*MATERIAL FOR THIS EXERCISE*.

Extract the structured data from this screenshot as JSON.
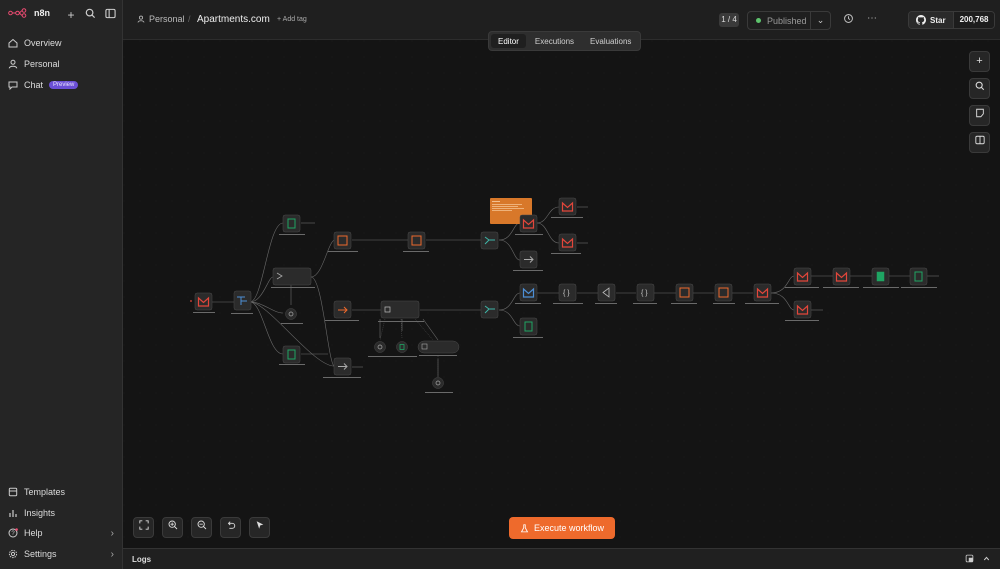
{
  "app": {
    "name": "n8n"
  },
  "sidebar": {
    "items": [
      {
        "label": "Overview",
        "icon": "home-icon"
      },
      {
        "label": "Personal",
        "icon": "user-icon"
      },
      {
        "label": "Chat",
        "icon": "chat-icon",
        "badge": "Preview"
      }
    ],
    "bottom_items": [
      {
        "label": "Templates",
        "icon": "box-icon"
      },
      {
        "label": "Insights",
        "icon": "chart-icon"
      },
      {
        "label": "Help",
        "icon": "help-icon"
      },
      {
        "label": "Settings",
        "icon": "gear-icon"
      }
    ]
  },
  "header": {
    "breadcrumb_project": "Personal",
    "breadcrumb_separator": "/",
    "workflow_title": "Apartments.com",
    "add_tag": "+ Add tag",
    "pager": "1 / 4",
    "publish_status": "Published",
    "github_star": "Star",
    "github_count": "200,768"
  },
  "tabs": [
    {
      "label": "Editor",
      "active": true
    },
    {
      "label": "Executions",
      "active": false
    },
    {
      "label": "Evaluations",
      "active": false
    }
  ],
  "actions": {
    "execute": "Execute workflow"
  },
  "logs": {
    "label": "Logs"
  },
  "colors": {
    "accent": "#ee6a2c",
    "gmail_red": "#e2463b",
    "sheets_green": "#1fa463",
    "node_bg": "#2b2b2b",
    "note_bg": "#d8782a"
  }
}
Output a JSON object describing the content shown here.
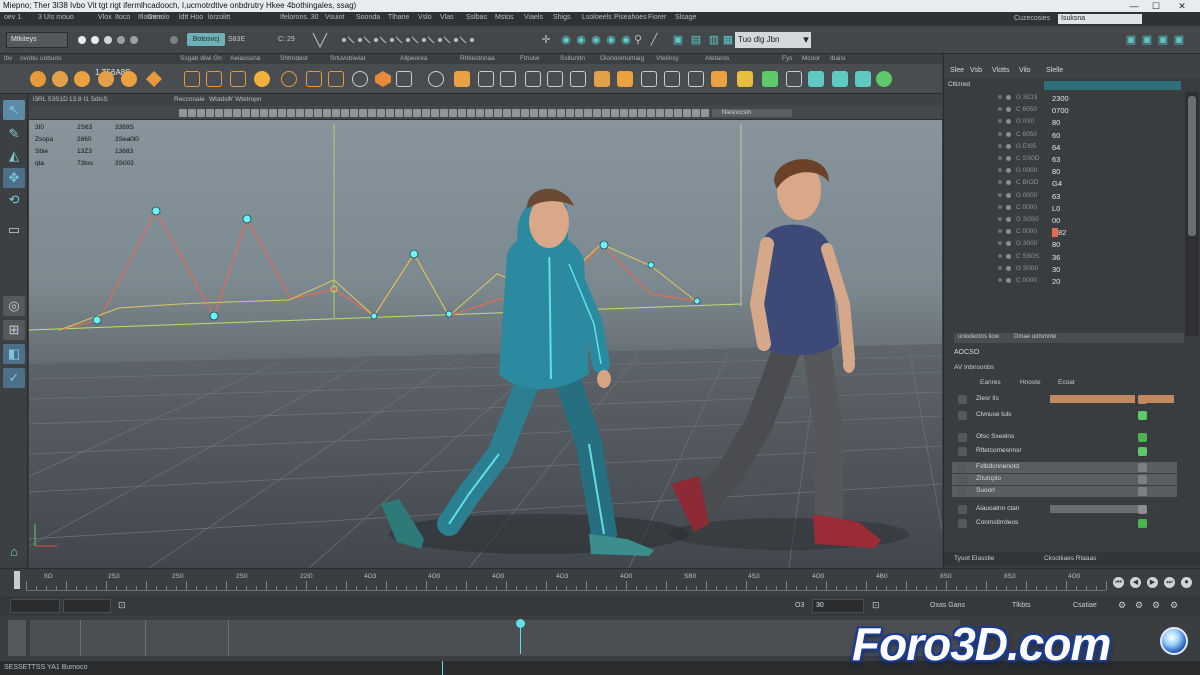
{
  "titlebar": {
    "title": "Miepno; Ther 3I38 Ivbo Vit tgt rigt ifermlhcadooch, I,ucmotrdtive onbdrutry Hkee 4bothingales, ssag)",
    "win_minimize": "—",
    "win_maximize": "☐",
    "win_close": "✕"
  },
  "menubar": {
    "items": [
      "oev 1",
      "3 UIs mouo",
      "Vlox",
      "Itoco",
      "Itlosnim",
      "Genolo",
      "ldtt Hoo",
      "lorzolitt",
      "Ifelorons. 30",
      "Vsuiot",
      "Soonda",
      "Tlhane",
      "Vslo",
      "Vlas",
      "Sslbas",
      "Mstos",
      "Viaels",
      "Shigs",
      "Lsoloeels",
      "Piseahoes",
      "Fiorer",
      "Slsage"
    ],
    "right_label": "Cuzecosies",
    "search_value": "Isuksna"
  },
  "statusline": {
    "mode": "Mtkiteys",
    "snap_label": "Botosvcj",
    "field_a": "S83E",
    "field_b": "C: 29",
    "workspace": "Tuo dlg Jbn"
  },
  "shelf": {
    "tabs": [
      "lbv",
      "ovobu",
      "uobuos",
      "Ssgab diwi Gn",
      "Aeiaossna",
      "Shtrodest",
      "Srtuvobiwiar",
      "Allpeorea",
      "Rhtiestnnaa",
      "Ftnulw",
      "Ssitunltn",
      "Oionoomumaig",
      "Vteiinsy",
      "Atetaros",
      "Fys",
      "Mcoor",
      "Ibaisi"
    ],
    "label": "1.T56A8S"
  },
  "viewport": {
    "menu": [
      "l3RL 53S1D",
      "13.8  I1 SdisS",
      "Reccnoaie",
      "Wtadsll",
      "Y",
      "Wtetropn"
    ],
    "panel_label": "Niesnccsin",
    "hud": [
      {
        "name": "3I0",
        "a": "2S63",
        "b": "3389S"
      },
      {
        "name": "Zsopa",
        "a": "2860",
        "b": "3Sea0l0"
      },
      {
        "name": "Sbie",
        "a": "13Z3",
        "b": "13683"
      },
      {
        "name": "qta",
        "a": "73tos",
        "b": "3S003"
      }
    ]
  },
  "channelbox": {
    "tabs": [
      "Slee",
      "Vsb",
      "Vlotts",
      "Vilo",
      "Slelle"
    ],
    "header": "Cltizred",
    "rows": [
      {
        "name": "G SCI3",
        "value": "2300"
      },
      {
        "name": "C 6050",
        "value": "0700"
      },
      {
        "name": "G IIS0",
        "value": "80"
      },
      {
        "name": "C 6050",
        "value": "60"
      },
      {
        "name": "G EI05",
        "value": "64"
      },
      {
        "name": "C SS0D",
        "value": "63"
      },
      {
        "name": "G 0000",
        "value": "80"
      },
      {
        "name": "C BIOD",
        "value": "G4"
      },
      {
        "name": "G 0000",
        "value": "63"
      },
      {
        "name": "C 0000",
        "value": "L0"
      },
      {
        "name": "G S0S0",
        "value": "00"
      },
      {
        "name": "C 0000",
        "value": "82"
      },
      {
        "name": "G 3000",
        "value": "80"
      },
      {
        "name": "C SS0S",
        "value": "36"
      },
      {
        "name": "G S000",
        "value": "30"
      },
      {
        "name": "C 0000",
        "value": "20"
      }
    ],
    "sub_left": "uniodectos liow",
    "sub_right": "Dmae uotsmnte"
  },
  "layers": {
    "title": "AOCSO",
    "subtitle": "AV Inbnsonbs",
    "tabs": [
      "Eanres",
      "Hnoste",
      "Ecoat"
    ],
    "rows": [
      {
        "name": "Zlesr Ils",
        "color": "#c08a5e"
      },
      {
        "name": "Clvnuse tuls",
        "color": "#5dc96b"
      },
      {
        "name": "Otsc Sxeelns",
        "color": "#4bb34f"
      },
      {
        "name": "Rftetcomesnnsr",
        "color": "#5dc96b"
      },
      {
        "name": "Fstbdcnnenotd",
        "color": "#7c8085"
      },
      {
        "name": "Zitutoplo",
        "color": "#7c8085"
      },
      {
        "name": "Suoorl",
        "color": "#7c8085"
      },
      {
        "name": "Aiauoatnn ctan",
        "color": "#8a8e92"
      },
      {
        "name": "Conmstlrrdeos",
        "color": "#4bb34f"
      }
    ],
    "foot_left": "Tyuot Elasstie",
    "foot_right": "Cksotiiaes Rtaaas"
  },
  "timeslider": {
    "labels": [
      "ItO",
      "2S3",
      "2S0",
      "2S0",
      "22I0",
      "4O3",
      "4O0",
      "4O0",
      "4O3",
      "4O0",
      "SB0",
      "4S3",
      "4O0",
      "4B0",
      "8S0",
      "8S3",
      "4O0"
    ],
    "playback": [
      "⏮",
      "◀",
      "▶",
      "⏭",
      "⏺"
    ]
  },
  "rangeslider": {
    "current_frame": "30",
    "fps_label": "Oxas Gans",
    "anim_label": "Tlkbts",
    "char_label": "Csatiae",
    "mid_field": "O3"
  },
  "commandline": {
    "text": "SESSETTSS YA1 Bumoco"
  },
  "watermark": {
    "text": "Foro3D.com"
  },
  "colors": {
    "accent": "#5ee0e6",
    "curve_red": "#e26b55",
    "curve_yellow": "#d6c760",
    "panel": "#3a3d40"
  }
}
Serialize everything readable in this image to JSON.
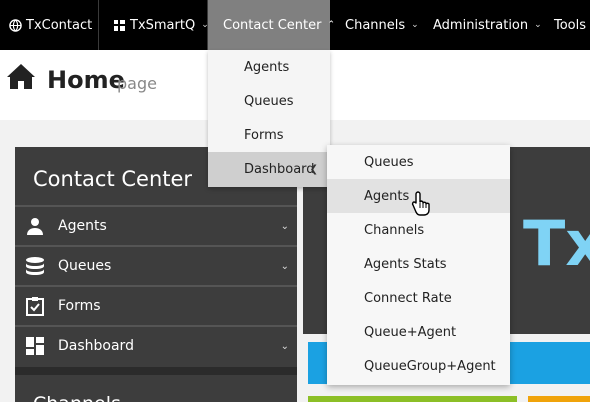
{
  "topnav": {
    "items": [
      {
        "label": "TxContact",
        "icon": "globe-icon"
      },
      {
        "label": "TxSmartQ",
        "icon": "grid-icon"
      },
      {
        "label": "Contact Center"
      },
      {
        "label": "Channels"
      },
      {
        "label": "Administration"
      },
      {
        "label": "Tools"
      }
    ]
  },
  "header": {
    "title": "Home",
    "subtitle": "page"
  },
  "sidebar": {
    "title": "Contact Center",
    "items": [
      {
        "label": "Agents",
        "icon": "user-icon"
      },
      {
        "label": "Queues",
        "icon": "database-icon"
      },
      {
        "label": "Forms",
        "icon": "clipboard-check-icon"
      },
      {
        "label": "Dashboard",
        "icon": "dashboard-icon"
      }
    ],
    "next_title": "Channels"
  },
  "panel": {
    "brand_text": "Tx"
  },
  "contact_center_menu": {
    "items": [
      "Agents",
      "Queues",
      "Forms",
      "Dashboard"
    ]
  },
  "dashboard_menu": {
    "items": [
      "Queues",
      "Agents",
      "Channels",
      "Agents Stats",
      "Connect Rate",
      "Queue+Agent",
      "QueueGroup+Agent"
    ]
  },
  "colors": {
    "nav_bg": "#000000",
    "nav_active": "#808080",
    "sidebar_bg": "#3d3d3d",
    "accent_blue": "#1ba1e2",
    "accent_green": "#8cbf26",
    "accent_orange": "#f0a30a",
    "brand_text": "#7fd3f5"
  }
}
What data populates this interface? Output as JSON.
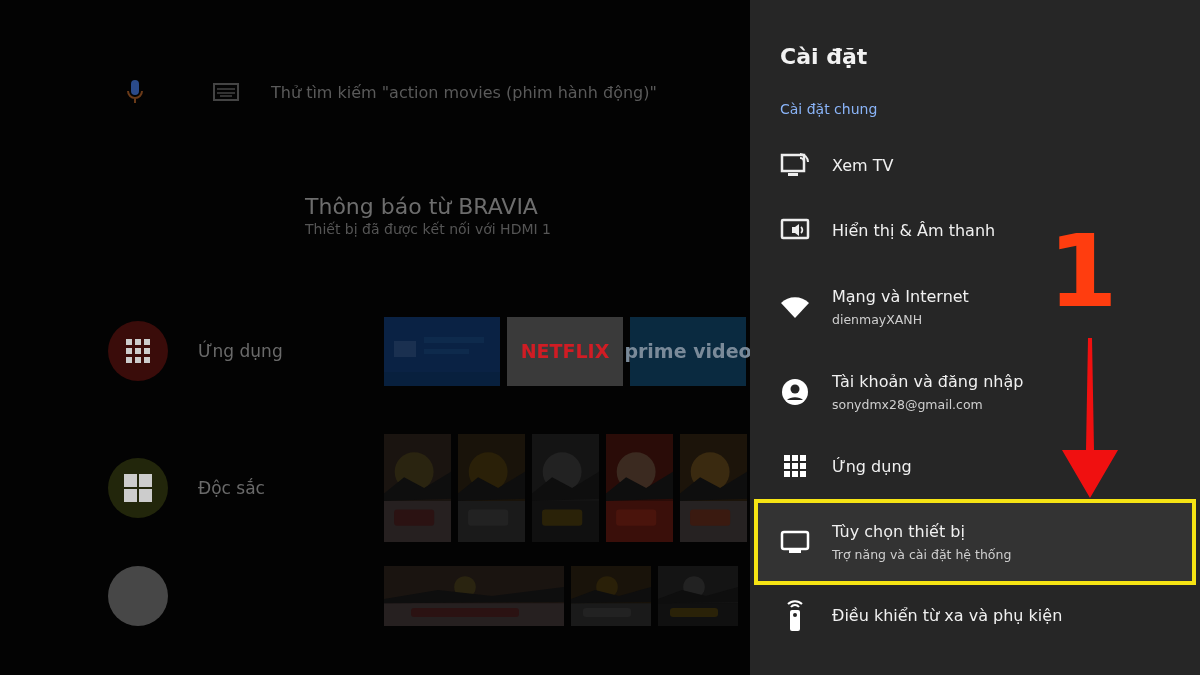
{
  "home": {
    "search": {
      "placeholder": "Thử tìm kiếm \"action movies (phim hành động)\""
    },
    "notification": {
      "title": "Thông báo từ BRAVIA",
      "message": "Thiết bị đã được kết nối với HDMI 1"
    },
    "rows": [
      {
        "label": "Ứng dụng",
        "color": "#3a0c0a",
        "tiles": [
          {
            "kind": "picture"
          },
          {
            "kind": "logo",
            "label": "NETFLIX"
          },
          {
            "kind": "logo",
            "label": "prime video"
          }
        ]
      },
      {
        "label": "Độc sắc",
        "color": "#22260b",
        "tiles": [
          {
            "kind": "picture"
          },
          {
            "kind": "picture"
          },
          {
            "kind": "picture"
          },
          {
            "kind": "picture"
          },
          {
            "kind": "picture"
          }
        ]
      },
      {
        "color": "#474747",
        "tiles": [
          {
            "kind": "picture"
          },
          {
            "kind": "picture"
          },
          {
            "kind": "picture"
          }
        ]
      }
    ]
  },
  "settings": {
    "title": "Cài đặt",
    "section": "Cài đặt chung",
    "items": [
      {
        "label": "Xem TV",
        "selected": false
      },
      {
        "label": "Hiển thị & Âm thanh",
        "selected": false
      },
      {
        "label": "Mạng và Internet",
        "detail": "dienmayXANH",
        "selected": false
      },
      {
        "label": "Tài khoản và đăng nhập",
        "detail": "sonydmx28@gmail.com",
        "selected": false
      },
      {
        "label": "Ứng dụng",
        "selected": false
      },
      {
        "label": "Tùy chọn thiết bị",
        "detail": "Trợ năng và cài đặt hệ thống",
        "selected": true
      },
      {
        "label": "Điều khiển từ xa và phụ kiện",
        "selected": false
      }
    ]
  },
  "annotation": {
    "step": "1"
  }
}
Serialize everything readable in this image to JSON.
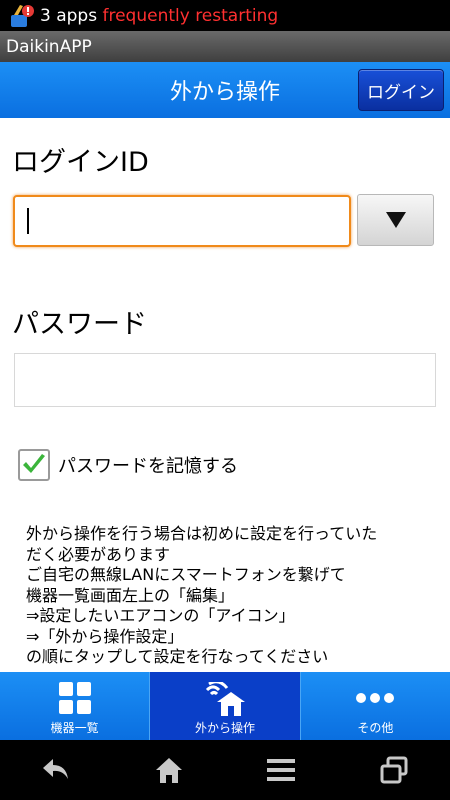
{
  "status_bar": {
    "notification_count": "3 apps",
    "notification_text": " frequently restarting"
  },
  "app_bar": {
    "title": "DaikinAPP"
  },
  "header": {
    "title": "外から操作",
    "login_label": "ログイン"
  },
  "form": {
    "login_id_label": "ログインID",
    "login_id_value": "",
    "password_label": "パスワード",
    "password_value": "",
    "remember_label": "パスワードを記憶する",
    "remember_checked": true
  },
  "instructions": [
    "外から操作を行う場合は初めに設定を行っていた",
    "だく必要があります",
    "ご自宅の無線LANにスマートフォンを繋げて",
    "機器一覧画面左上の「編集」",
    "⇒設定したいエアコンの「アイコン」",
    "⇒「外から操作設定」",
    "の順にタップして設定を行なってください"
  ],
  "bottom_nav": {
    "items": [
      {
        "label": "機器一覧",
        "icon": "grid-icon"
      },
      {
        "label": "外から操作",
        "icon": "remote-house-icon"
      },
      {
        "label": "その他",
        "icon": "more-dots-icon"
      }
    ],
    "active_index": 1
  },
  "system_nav": {
    "icons": [
      "back-icon",
      "home-icon",
      "menu-icon",
      "recent-apps-icon"
    ]
  },
  "colors": {
    "accent_blue": "#0a6fe0",
    "active_tab": "#0a3fc8",
    "focus_orange": "#f08a1a",
    "check_green": "#3bb53b"
  }
}
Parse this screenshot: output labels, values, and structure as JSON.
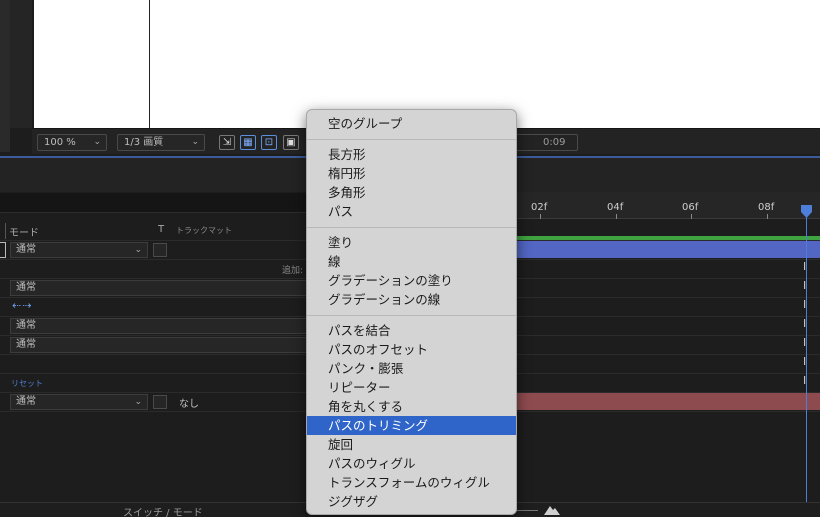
{
  "viewer": {
    "zoom": "100 %",
    "resolution": "1/3 画質",
    "timecode_partial": "0:09"
  },
  "layers": {
    "col_mode": "モード",
    "col_t": "T",
    "col_track_matte": "トラックマット",
    "mode_normal": "通常",
    "add_label": "追加:",
    "reset_label": "リセット",
    "none_label": "なし"
  },
  "ruler": {
    "ticks": [
      "02f",
      "04f",
      "06f",
      "08f"
    ]
  },
  "context_menu": {
    "items": [
      {
        "label": "空のグループ"
      },
      {
        "label": "長方形"
      },
      {
        "label": "楕円形"
      },
      {
        "label": "多角形"
      },
      {
        "label": "パス"
      },
      {
        "label": "塗り"
      },
      {
        "label": "線"
      },
      {
        "label": "グラデーションの塗り"
      },
      {
        "label": "グラデーションの線"
      },
      {
        "label": "パスを結合"
      },
      {
        "label": "パスのオフセット"
      },
      {
        "label": "パンク・膨張"
      },
      {
        "label": "リピーター"
      },
      {
        "label": "角を丸くする"
      },
      {
        "label": "パスのトリミング"
      },
      {
        "label": "旋回"
      },
      {
        "label": "パスのウィグル"
      },
      {
        "label": "トランスフォームのウィグル"
      },
      {
        "label": "ジグザグ"
      }
    ],
    "selected_index": 14
  },
  "bottom": {
    "switch_mode": "スイッチ / モード"
  },
  "colors": {
    "menu_highlight": "#2f64c9",
    "playhead": "#4d7fd8",
    "layer_bar_blue": "#5366c4",
    "layer_bar_red": "#8e4b4f",
    "work_area_green": "#3fa33f"
  }
}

*EXERCISE*. Tally the lines of the listing in which the word "apps" occurs, and state the total alone.

*TASK SOLUTION*. 2